[Chart and figure data]

>> start

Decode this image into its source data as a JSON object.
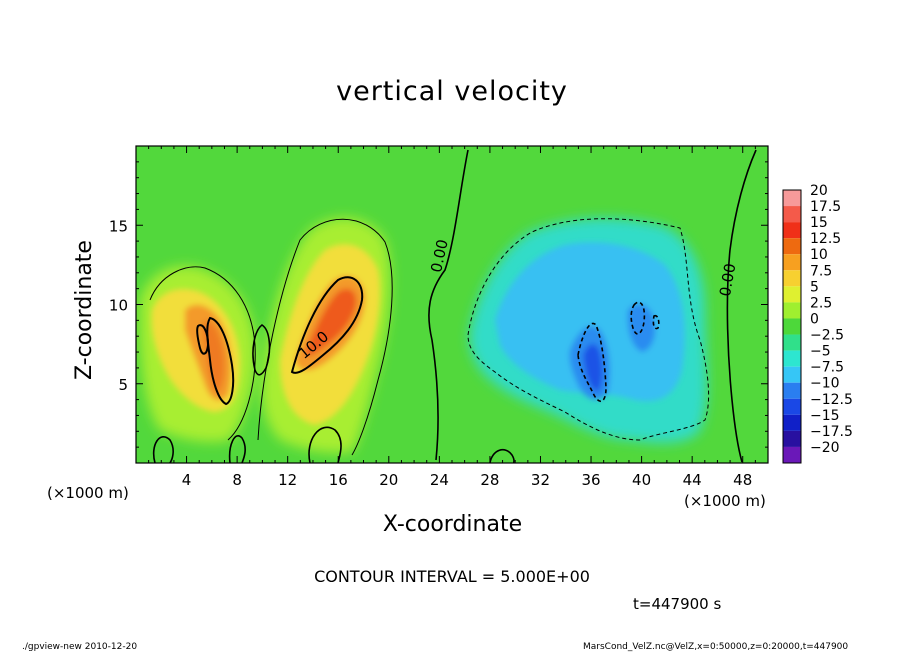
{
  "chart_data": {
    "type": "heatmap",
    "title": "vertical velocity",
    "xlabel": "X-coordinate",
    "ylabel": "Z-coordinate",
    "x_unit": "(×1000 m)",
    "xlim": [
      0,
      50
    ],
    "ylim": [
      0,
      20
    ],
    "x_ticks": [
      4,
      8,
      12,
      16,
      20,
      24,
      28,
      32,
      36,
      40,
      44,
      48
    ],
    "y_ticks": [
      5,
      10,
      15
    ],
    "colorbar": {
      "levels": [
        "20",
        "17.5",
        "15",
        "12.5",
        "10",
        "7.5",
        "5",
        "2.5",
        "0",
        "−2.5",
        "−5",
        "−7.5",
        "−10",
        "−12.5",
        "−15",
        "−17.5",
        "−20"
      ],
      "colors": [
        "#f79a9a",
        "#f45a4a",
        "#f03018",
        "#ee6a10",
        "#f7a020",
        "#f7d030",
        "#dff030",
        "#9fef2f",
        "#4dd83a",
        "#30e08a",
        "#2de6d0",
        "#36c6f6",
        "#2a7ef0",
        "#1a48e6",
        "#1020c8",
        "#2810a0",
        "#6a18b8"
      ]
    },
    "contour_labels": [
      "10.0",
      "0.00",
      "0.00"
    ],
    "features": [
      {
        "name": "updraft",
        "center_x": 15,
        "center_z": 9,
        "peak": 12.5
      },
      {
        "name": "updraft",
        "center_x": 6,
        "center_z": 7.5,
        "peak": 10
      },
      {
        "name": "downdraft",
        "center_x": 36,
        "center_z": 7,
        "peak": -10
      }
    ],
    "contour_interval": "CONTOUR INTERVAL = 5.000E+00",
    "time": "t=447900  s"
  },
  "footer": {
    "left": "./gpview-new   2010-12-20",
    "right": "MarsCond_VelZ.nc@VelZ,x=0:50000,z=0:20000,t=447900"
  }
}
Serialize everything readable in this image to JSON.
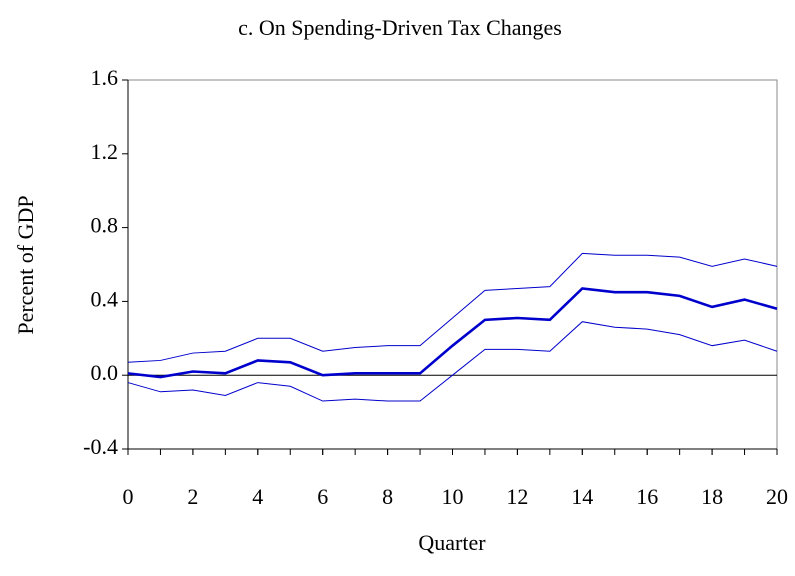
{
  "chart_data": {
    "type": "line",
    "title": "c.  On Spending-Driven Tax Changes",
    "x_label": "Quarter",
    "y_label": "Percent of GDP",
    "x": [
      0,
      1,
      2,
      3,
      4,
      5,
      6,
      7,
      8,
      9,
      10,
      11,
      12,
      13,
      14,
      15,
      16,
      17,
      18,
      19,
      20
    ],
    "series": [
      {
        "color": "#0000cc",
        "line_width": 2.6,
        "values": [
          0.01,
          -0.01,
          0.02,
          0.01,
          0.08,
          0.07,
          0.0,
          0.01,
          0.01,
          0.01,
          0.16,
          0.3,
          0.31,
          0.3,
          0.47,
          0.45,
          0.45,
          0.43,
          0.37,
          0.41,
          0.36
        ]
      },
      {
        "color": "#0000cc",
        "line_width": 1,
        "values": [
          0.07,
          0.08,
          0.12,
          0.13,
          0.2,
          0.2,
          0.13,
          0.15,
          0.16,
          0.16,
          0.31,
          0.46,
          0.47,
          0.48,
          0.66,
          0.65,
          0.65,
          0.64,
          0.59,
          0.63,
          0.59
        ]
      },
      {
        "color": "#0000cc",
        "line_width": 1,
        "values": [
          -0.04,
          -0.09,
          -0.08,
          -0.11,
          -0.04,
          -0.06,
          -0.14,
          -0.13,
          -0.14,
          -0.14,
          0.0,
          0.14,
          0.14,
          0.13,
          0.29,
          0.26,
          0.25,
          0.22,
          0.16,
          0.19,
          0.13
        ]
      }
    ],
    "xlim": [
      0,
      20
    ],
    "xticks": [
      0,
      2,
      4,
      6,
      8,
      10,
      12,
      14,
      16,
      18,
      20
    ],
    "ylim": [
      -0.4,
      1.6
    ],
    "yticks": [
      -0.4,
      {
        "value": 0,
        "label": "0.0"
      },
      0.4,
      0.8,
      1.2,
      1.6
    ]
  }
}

>> end

→ **Exercise objective**: Repeat each line of the records above exactly, but do not copy the pictures.

→ **Solution for this problem**:
Decode this image into its source data as a JSON object.
{
  "chart_data": {
    "type": "heatmap",
    "title": "vertical velocity",
    "xlabel": "X-coordinate",
    "ylabel": "Z-coordinate",
    "x_unit": "(×1000 m)",
    "xlim": [
      0,
      50
    ],
    "ylim": [
      0,
      20
    ],
    "x_ticks": [
      4,
      8,
      12,
      16,
      20,
      24,
      28,
      32,
      36,
      40,
      44,
      48
    ],
    "y_ticks": [
      5,
      10,
      15
    ],
    "colorbar": {
      "levels": [
        "20",
        "17.5",
        "15",
        "12.5",
        "10",
        "7.5",
        "5",
        "2.5",
        "0",
        "−2.5",
        "−5",
        "−7.5",
        "−10",
        "−12.5",
        "−15",
        "−17.5",
        "−20"
      ],
      "colors": [
        "#f79a9a",
        "#f45a4a",
        "#f03018",
        "#ee6a10",
        "#f7a020",
        "#f7d030",
        "#dff030",
        "#9fef2f",
        "#4dd83a",
        "#30e08a",
        "#2de6d0",
        "#36c6f6",
        "#2a7ef0",
        "#1a48e6",
        "#1020c8",
        "#2810a0",
        "#6a18b8"
      ]
    },
    "contour_labels": [
      "10.0",
      "0.00",
      "0.00"
    ],
    "features": [
      {
        "name": "updraft",
        "center_x": 15,
        "center_z": 9,
        "peak": 12.5
      },
      {
        "name": "updraft",
        "center_x": 6,
        "center_z": 7.5,
        "peak": 10
      },
      {
        "name": "downdraft",
        "center_x": 36,
        "center_z": 7,
        "peak": -10
      }
    ],
    "contour_interval": "CONTOUR INTERVAL = 5.000E+00",
    "time": "t=447900  s"
  },
  "footer": {
    "left": "./gpview-new   2010-12-20",
    "right": "MarsCond_VelZ.nc@VelZ,x=0:50000,z=0:20000,t=447900"
  }
}
Serialize everything readable in this image to JSON.
{
  "chart_data": {
    "type": "line",
    "title": "c.  On Spending-Driven Tax Changes",
    "x_label": "Quarter",
    "y_label": "Percent of GDP",
    "x": [
      0,
      1,
      2,
      3,
      4,
      5,
      6,
      7,
      8,
      9,
      10,
      11,
      12,
      13,
      14,
      15,
      16,
      17,
      18,
      19,
      20
    ],
    "series": [
      {
        "color": "#0000cc",
        "line_width": 2.6,
        "values": [
          0.01,
          -0.01,
          0.02,
          0.01,
          0.08,
          0.07,
          0.0,
          0.01,
          0.01,
          0.01,
          0.16,
          0.3,
          0.31,
          0.3,
          0.47,
          0.45,
          0.45,
          0.43,
          0.37,
          0.41,
          0.36
        ]
      },
      {
        "color": "#0000cc",
        "line_width": 1,
        "values": [
          0.07,
          0.08,
          0.12,
          0.13,
          0.2,
          0.2,
          0.13,
          0.15,
          0.16,
          0.16,
          0.31,
          0.46,
          0.47,
          0.48,
          0.66,
          0.65,
          0.65,
          0.64,
          0.59,
          0.63,
          0.59
        ]
      },
      {
        "color": "#0000cc",
        "line_width": 1,
        "values": [
          -0.04,
          -0.09,
          -0.08,
          -0.11,
          -0.04,
          -0.06,
          -0.14,
          -0.13,
          -0.14,
          -0.14,
          0.0,
          0.14,
          0.14,
          0.13,
          0.29,
          0.26,
          0.25,
          0.22,
          0.16,
          0.19,
          0.13
        ]
      }
    ],
    "xlim": [
      0,
      20
    ],
    "xticks": [
      0,
      2,
      4,
      6,
      8,
      10,
      12,
      14,
      16,
      18,
      20
    ],
    "ylim": [
      -0.4,
      1.6
    ],
    "yticks": [
      -0.4,
      {
        "value": 0,
        "label": "0.0"
      },
      0.4,
      0.8,
      1.2,
      1.6
    ]
  }
}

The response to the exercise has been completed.